- WHAT IS REQUIRED:
Return the material exactly as supplied, apart from the pictures, which are omitted.

- RECORDS SUPPLIED:
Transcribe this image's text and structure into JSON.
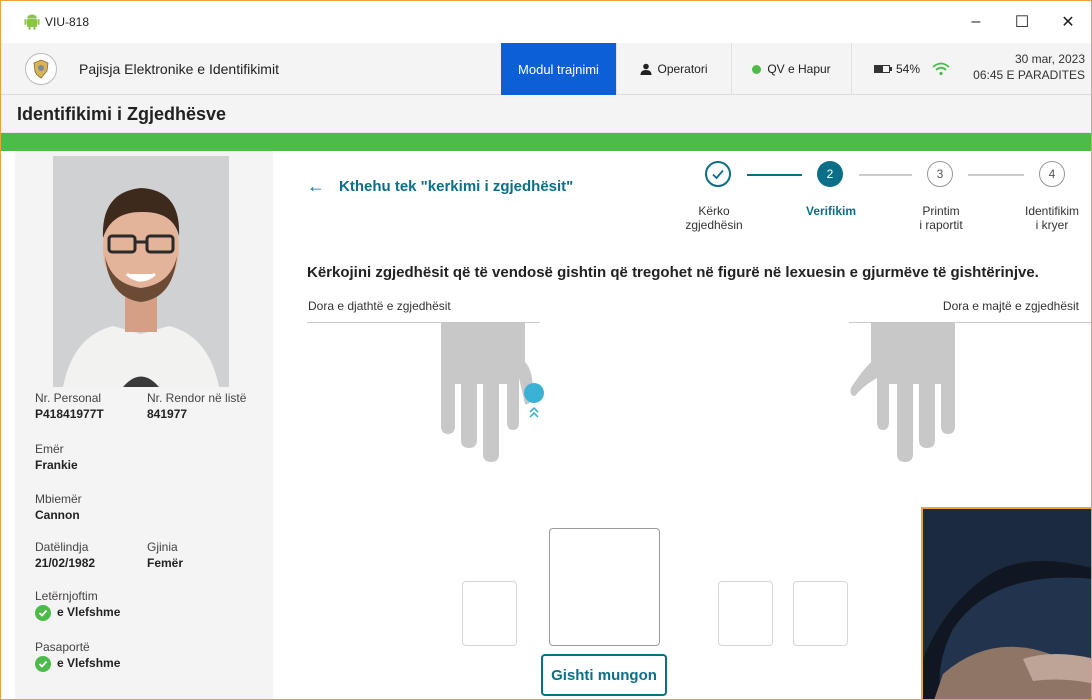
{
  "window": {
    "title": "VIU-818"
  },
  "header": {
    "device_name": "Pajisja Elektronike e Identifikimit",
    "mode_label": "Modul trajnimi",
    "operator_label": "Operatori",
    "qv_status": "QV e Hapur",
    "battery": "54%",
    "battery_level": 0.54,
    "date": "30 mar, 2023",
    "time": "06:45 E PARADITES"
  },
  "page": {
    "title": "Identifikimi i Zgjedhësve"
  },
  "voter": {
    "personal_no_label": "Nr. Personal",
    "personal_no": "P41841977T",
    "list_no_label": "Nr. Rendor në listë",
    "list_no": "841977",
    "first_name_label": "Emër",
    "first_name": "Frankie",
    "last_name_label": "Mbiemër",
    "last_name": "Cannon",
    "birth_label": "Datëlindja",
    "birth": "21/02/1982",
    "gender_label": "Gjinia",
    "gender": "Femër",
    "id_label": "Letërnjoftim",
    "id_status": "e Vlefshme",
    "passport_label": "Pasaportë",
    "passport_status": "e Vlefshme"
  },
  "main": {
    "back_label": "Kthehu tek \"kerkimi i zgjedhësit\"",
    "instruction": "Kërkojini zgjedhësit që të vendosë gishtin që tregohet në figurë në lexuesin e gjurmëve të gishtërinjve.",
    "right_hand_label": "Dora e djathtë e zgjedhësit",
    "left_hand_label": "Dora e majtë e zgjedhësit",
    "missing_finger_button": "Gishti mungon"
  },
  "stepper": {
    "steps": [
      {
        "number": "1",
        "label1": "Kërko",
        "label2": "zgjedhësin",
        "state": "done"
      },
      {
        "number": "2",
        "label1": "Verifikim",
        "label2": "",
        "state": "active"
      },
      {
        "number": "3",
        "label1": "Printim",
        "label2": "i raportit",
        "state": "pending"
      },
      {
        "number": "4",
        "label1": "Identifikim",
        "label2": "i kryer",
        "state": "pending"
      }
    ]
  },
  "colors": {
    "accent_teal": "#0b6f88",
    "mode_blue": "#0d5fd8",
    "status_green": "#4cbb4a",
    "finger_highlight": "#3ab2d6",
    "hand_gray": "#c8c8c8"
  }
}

- SOLUTION FOR THIS EXERCISE:
Transcribe this image's text and structure into JSON.
{
  "window": {
    "title": "VIU-818"
  },
  "header": {
    "device_name": "Pajisja Elektronike e Identifikimit",
    "mode_label": "Modul trajnimi",
    "operator_label": "Operatori",
    "qv_status": "QV e Hapur",
    "battery": "54%",
    "battery_level": 0.54,
    "date": "30 mar, 2023",
    "time": "06:45 E PARADITES"
  },
  "page": {
    "title": "Identifikimi i Zgjedhësve"
  },
  "voter": {
    "personal_no_label": "Nr. Personal",
    "personal_no": "P41841977T",
    "list_no_label": "Nr. Rendor në listë",
    "list_no": "841977",
    "first_name_label": "Emër",
    "first_name": "Frankie",
    "last_name_label": "Mbiemër",
    "last_name": "Cannon",
    "birth_label": "Datëlindja",
    "birth": "21/02/1982",
    "gender_label": "Gjinia",
    "gender": "Femër",
    "id_label": "Letërnjoftim",
    "id_status": "e Vlefshme",
    "passport_label": "Pasaportë",
    "passport_status": "e Vlefshme"
  },
  "main": {
    "back_label": "Kthehu tek \"kerkimi i zgjedhësit\"",
    "instruction": "Kërkojini zgjedhësit që të vendosë gishtin që tregohet në figurë në lexuesin e gjurmëve të gishtërinjve.",
    "right_hand_label": "Dora e djathtë e zgjedhësit",
    "left_hand_label": "Dora e majtë e zgjedhësit",
    "missing_finger_button": "Gishti mungon"
  },
  "stepper": {
    "steps": [
      {
        "number": "1",
        "label1": "Kërko",
        "label2": "zgjedhësin",
        "state": "done"
      },
      {
        "number": "2",
        "label1": "Verifikim",
        "label2": "",
        "state": "active"
      },
      {
        "number": "3",
        "label1": "Printim",
        "label2": "i raportit",
        "state": "pending"
      },
      {
        "number": "4",
        "label1": "Identifikim",
        "label2": "i kryer",
        "state": "pending"
      }
    ]
  },
  "colors": {
    "accent_teal": "#0b6f88",
    "mode_blue": "#0d5fd8",
    "status_green": "#4cbb4a",
    "finger_highlight": "#3ab2d6",
    "hand_gray": "#c8c8c8"
  }
}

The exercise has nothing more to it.